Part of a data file
+===+

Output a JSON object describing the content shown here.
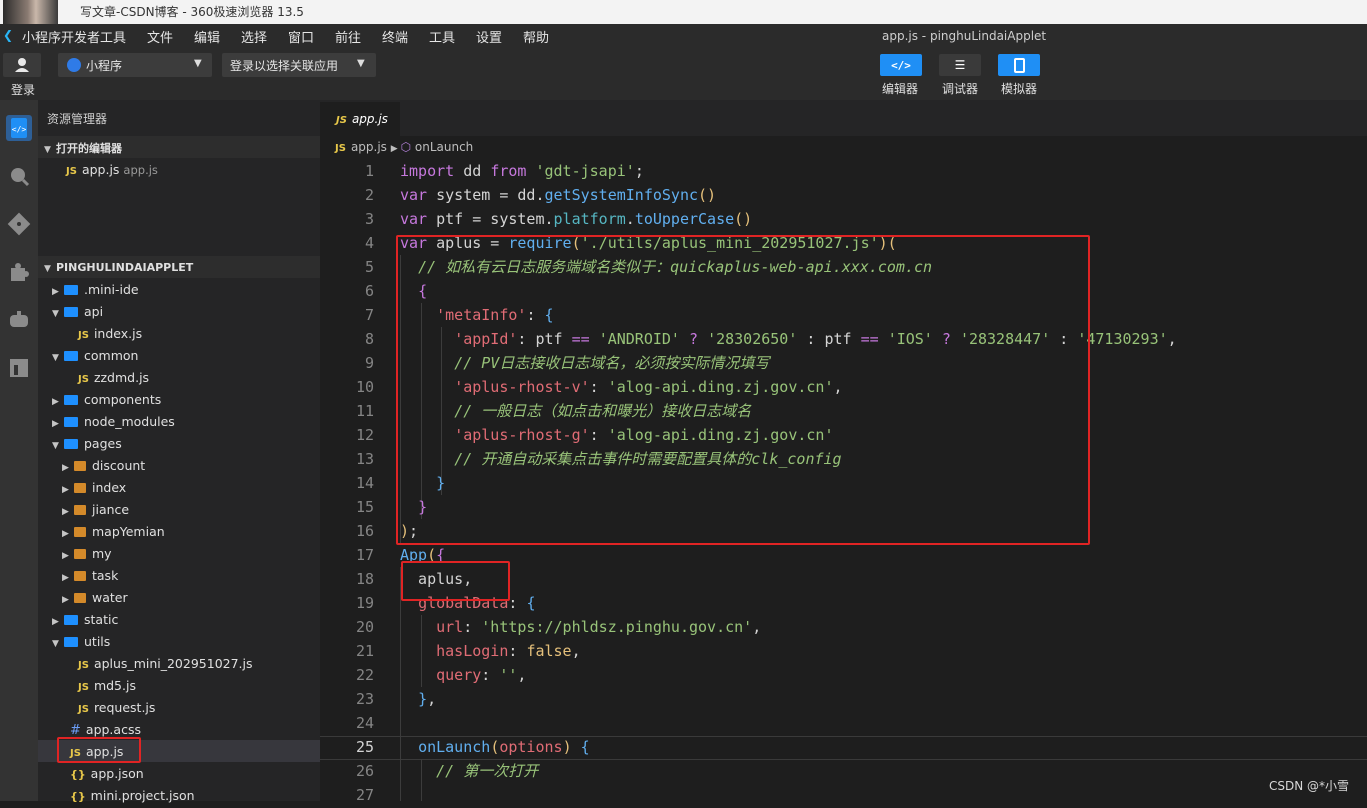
{
  "browser": {
    "title": "写文章-CSDN博客 - 360极速浏览器 13.5"
  },
  "menu": {
    "app_name": "小程序开发者工具",
    "items": [
      "文件",
      "编辑",
      "选择",
      "窗口",
      "前往",
      "终端",
      "工具",
      "设置",
      "帮助"
    ],
    "window_title": "app.js - pinghuLindaiApplet"
  },
  "toolbar": {
    "login_label": "登录",
    "mode_select": "小程序",
    "login_select": "登录以选择关联应用",
    "buttons": [
      {
        "label": "编辑器",
        "icon": "code-icon",
        "color": "#1f8ff5"
      },
      {
        "label": "调试器",
        "icon": "sliders-icon",
        "color": "#3a3a3a"
      },
      {
        "label": "模拟器",
        "icon": "phone-icon",
        "color": "#1f8ff5"
      }
    ]
  },
  "activity": {
    "icons": [
      "explorer-icon",
      "search-icon",
      "git-icon",
      "extensions-icon",
      "debug-icon",
      "panel-icon"
    ]
  },
  "sidebar": {
    "title": "资源管理器",
    "open_editors_label": "打开的编辑器",
    "open_editor_file": "app.js",
    "open_editor_path": "app.js",
    "project_label": "PINGHULINDAIAPPLET",
    "tree": [
      {
        "label": ".mini-ide",
        "type": "folder",
        "open": false,
        "depth": 1
      },
      {
        "label": "api",
        "type": "folder",
        "open": true,
        "depth": 1
      },
      {
        "label": "index.js",
        "type": "js",
        "depth": 2
      },
      {
        "label": "common",
        "type": "folder",
        "open": true,
        "depth": 1
      },
      {
        "label": "zzdmd.js",
        "type": "js",
        "depth": 2
      },
      {
        "label": "components",
        "type": "folder",
        "open": false,
        "depth": 1
      },
      {
        "label": "node_modules",
        "type": "folder",
        "open": false,
        "depth": 1
      },
      {
        "label": "pages",
        "type": "folder",
        "open": true,
        "depth": 1
      },
      {
        "label": "discount",
        "type": "page",
        "open": false,
        "depth": 2
      },
      {
        "label": "index",
        "type": "page",
        "open": false,
        "depth": 2
      },
      {
        "label": "jiance",
        "type": "page",
        "open": false,
        "depth": 2
      },
      {
        "label": "mapYemian",
        "type": "page",
        "open": false,
        "depth": 2
      },
      {
        "label": "my",
        "type": "page",
        "open": false,
        "depth": 2
      },
      {
        "label": "task",
        "type": "page",
        "open": false,
        "depth": 2
      },
      {
        "label": "water",
        "type": "page",
        "open": false,
        "depth": 2
      },
      {
        "label": "static",
        "type": "folder",
        "open": false,
        "depth": 1
      },
      {
        "label": "utils",
        "type": "folder",
        "open": true,
        "depth": 1
      },
      {
        "label": "aplus_mini_202951027.js",
        "type": "js",
        "depth": 2
      },
      {
        "label": "md5.js",
        "type": "js",
        "depth": 2
      },
      {
        "label": "request.js",
        "type": "js",
        "depth": 2
      },
      {
        "label": "app.acss",
        "type": "css",
        "depth": 1
      },
      {
        "label": "app.js",
        "type": "js",
        "depth": 1,
        "selected": true
      },
      {
        "label": "app.json",
        "type": "json",
        "depth": 1
      },
      {
        "label": "mini.project.json",
        "type": "json",
        "depth": 1
      }
    ]
  },
  "editor": {
    "tab_label": "app.js",
    "tab_badge": "JS",
    "breadcrumb_file": "app.js",
    "breadcrumb_symbol": "onLaunch",
    "current_line": 25,
    "lines": [
      {
        "n": 1,
        "tokens": [
          [
            "k",
            "import"
          ],
          [
            "p",
            " dd "
          ],
          [
            "k",
            "from"
          ],
          [
            "p",
            " "
          ],
          [
            "s",
            "'gdt-jsapi'"
          ],
          [
            "p",
            ";"
          ]
        ]
      },
      {
        "n": 2,
        "tokens": [
          [
            "k",
            "var"
          ],
          [
            "p",
            " system = dd."
          ],
          [
            "f",
            "getSystemInfoSync"
          ],
          [
            "v",
            "()"
          ]
        ]
      },
      {
        "n": 3,
        "tokens": [
          [
            "k",
            "var"
          ],
          [
            "p",
            " ptf = system."
          ],
          [
            "o",
            "platform"
          ],
          [
            "p",
            "."
          ],
          [
            "f",
            "toUpperCase"
          ],
          [
            "v",
            "()"
          ]
        ]
      },
      {
        "n": 4,
        "tokens": [
          [
            "k",
            "var"
          ],
          [
            "p",
            " aplus = "
          ],
          [
            "f",
            "require"
          ],
          [
            "v",
            "("
          ],
          [
            "s",
            "'./utils/aplus_mini_202951027.js'"
          ],
          [
            "v",
            ")("
          ]
        ]
      },
      {
        "n": 5,
        "tokens": [
          [
            "p",
            "  "
          ],
          [
            "c",
            "// 如私有云日志服务端域名类似于：quickaplus-web-api.xxx.com.cn"
          ]
        ]
      },
      {
        "n": 6,
        "tokens": [
          [
            "p",
            "  "
          ],
          [
            "k",
            "{"
          ]
        ]
      },
      {
        "n": 7,
        "tokens": [
          [
            "p",
            "    "
          ],
          [
            "pr",
            "'metaInfo'"
          ],
          [
            "p",
            ": "
          ],
          [
            "f",
            "{"
          ]
        ]
      },
      {
        "n": 8,
        "tokens": [
          [
            "p",
            "      "
          ],
          [
            "pr",
            "'appId'"
          ],
          [
            "p",
            ": ptf "
          ],
          [
            "k",
            "=="
          ],
          [
            "p",
            " "
          ],
          [
            "s",
            "'ANDROID'"
          ],
          [
            "p",
            " "
          ],
          [
            "k",
            "?"
          ],
          [
            "p",
            " "
          ],
          [
            "s",
            "'28302650'"
          ],
          [
            "p",
            " : ptf "
          ],
          [
            "k",
            "=="
          ],
          [
            "p",
            " "
          ],
          [
            "s",
            "'IOS'"
          ],
          [
            "p",
            " "
          ],
          [
            "k",
            "?"
          ],
          [
            "p",
            " "
          ],
          [
            "s",
            "'28328447'"
          ],
          [
            "p",
            " : "
          ],
          [
            "s",
            "'47130293'"
          ],
          [
            "p",
            ","
          ]
        ]
      },
      {
        "n": 9,
        "tokens": [
          [
            "p",
            "      "
          ],
          [
            "c",
            "// PV日志接收日志域名，必须按实际情况填写"
          ]
        ]
      },
      {
        "n": 10,
        "tokens": [
          [
            "p",
            "      "
          ],
          [
            "pr",
            "'aplus-rhost-v'"
          ],
          [
            "p",
            ": "
          ],
          [
            "s",
            "'alog-api.ding.zj.gov.cn'"
          ],
          [
            "p",
            ","
          ]
        ]
      },
      {
        "n": 11,
        "tokens": [
          [
            "p",
            "      "
          ],
          [
            "c",
            "// 一般日志（如点击和曝光）接收日志域名"
          ]
        ]
      },
      {
        "n": 12,
        "tokens": [
          [
            "p",
            "      "
          ],
          [
            "pr",
            "'aplus-rhost-g'"
          ],
          [
            "p",
            ": "
          ],
          [
            "s",
            "'alog-api.ding.zj.gov.cn'"
          ]
        ]
      },
      {
        "n": 13,
        "tokens": [
          [
            "p",
            "      "
          ],
          [
            "c",
            "// 开通自动采集点击事件时需要配置具体的clk_config"
          ]
        ]
      },
      {
        "n": 14,
        "tokens": [
          [
            "p",
            "    "
          ],
          [
            "f",
            "}"
          ]
        ]
      },
      {
        "n": 15,
        "tokens": [
          [
            "p",
            "  "
          ],
          [
            "k",
            "}"
          ]
        ]
      },
      {
        "n": 16,
        "tokens": [
          [
            "v",
            ")"
          ],
          [
            "p",
            ";"
          ]
        ]
      },
      {
        "n": 17,
        "tokens": [
          [
            "f",
            "App"
          ],
          [
            "v",
            "("
          ],
          [
            "k",
            "{"
          ]
        ]
      },
      {
        "n": 18,
        "tokens": [
          [
            "p",
            "  aplus,"
          ]
        ]
      },
      {
        "n": 19,
        "tokens": [
          [
            "p",
            "  "
          ],
          [
            "pr",
            "globalData"
          ],
          [
            "p",
            ": "
          ],
          [
            "f",
            "{"
          ]
        ]
      },
      {
        "n": 20,
        "tokens": [
          [
            "p",
            "    "
          ],
          [
            "pr",
            "url"
          ],
          [
            "p",
            ": "
          ],
          [
            "s",
            "'https://phldsz.pinghu.gov.cn'"
          ],
          [
            "p",
            ","
          ]
        ]
      },
      {
        "n": 21,
        "tokens": [
          [
            "p",
            "    "
          ],
          [
            "pr",
            "hasLogin"
          ],
          [
            "p",
            ": "
          ],
          [
            "y",
            "false"
          ],
          [
            "p",
            ","
          ]
        ]
      },
      {
        "n": 22,
        "tokens": [
          [
            "p",
            "    "
          ],
          [
            "pr",
            "query"
          ],
          [
            "p",
            ": "
          ],
          [
            "s",
            "''"
          ],
          [
            "p",
            ","
          ]
        ]
      },
      {
        "n": 23,
        "tokens": [
          [
            "p",
            "  "
          ],
          [
            "f",
            "}"
          ],
          [
            "p",
            ","
          ]
        ]
      },
      {
        "n": 24,
        "tokens": []
      },
      {
        "n": 25,
        "tokens": [
          [
            "p",
            "  "
          ],
          [
            "f",
            "onLaunch"
          ],
          [
            "v",
            "("
          ],
          [
            "pr",
            "options"
          ],
          [
            "v",
            ")"
          ],
          [
            "p",
            " "
          ],
          [
            "f",
            "{"
          ]
        ]
      },
      {
        "n": 26,
        "tokens": [
          [
            "p",
            "    "
          ],
          [
            "c",
            "// 第一次打开"
          ]
        ]
      },
      {
        "n": 27,
        "tokens": []
      }
    ]
  },
  "watermark": "CSDN @*小雪"
}
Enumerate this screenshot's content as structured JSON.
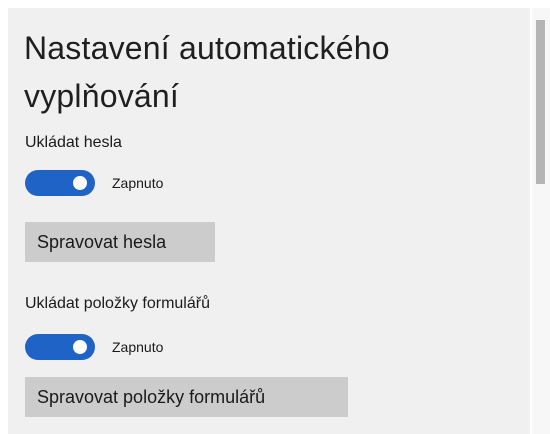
{
  "page": {
    "title": "Nastavení automatického vyplňování"
  },
  "passwords": {
    "label": "Ukládat hesla",
    "toggle_state": "Zapnuto",
    "toggle_on": true,
    "manage_button": "Spravovat hesla"
  },
  "form_entries": {
    "label": "Ukládat položky formulářů",
    "toggle_state": "Zapnuto",
    "toggle_on": true,
    "manage_button": "Spravovat položky formulářů"
  },
  "colors": {
    "accent": "#1f63c6",
    "panel_background": "#f0f0f0",
    "button_background": "#cccccc"
  }
}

+===+

== Required task ==
Emit an exact copy of the lines from the line bearing "Enumerate this screenshot's" through the last line above, inclusive, and leave the images out.

== Answer for the task ==
Enumerate this screenshot's content as structured JSON.
{
  "page": {
    "title": "Nastavení automatického vyplňování"
  },
  "passwords": {
    "label": "Ukládat hesla",
    "toggle_state": "Zapnuto",
    "toggle_on": true,
    "manage_button": "Spravovat hesla"
  },
  "form_entries": {
    "label": "Ukládat položky formulářů",
    "toggle_state": "Zapnuto",
    "toggle_on": true,
    "manage_button": "Spravovat položky formulářů"
  },
  "colors": {
    "accent": "#1f63c6",
    "panel_background": "#f0f0f0",
    "button_background": "#cccccc"
  }
}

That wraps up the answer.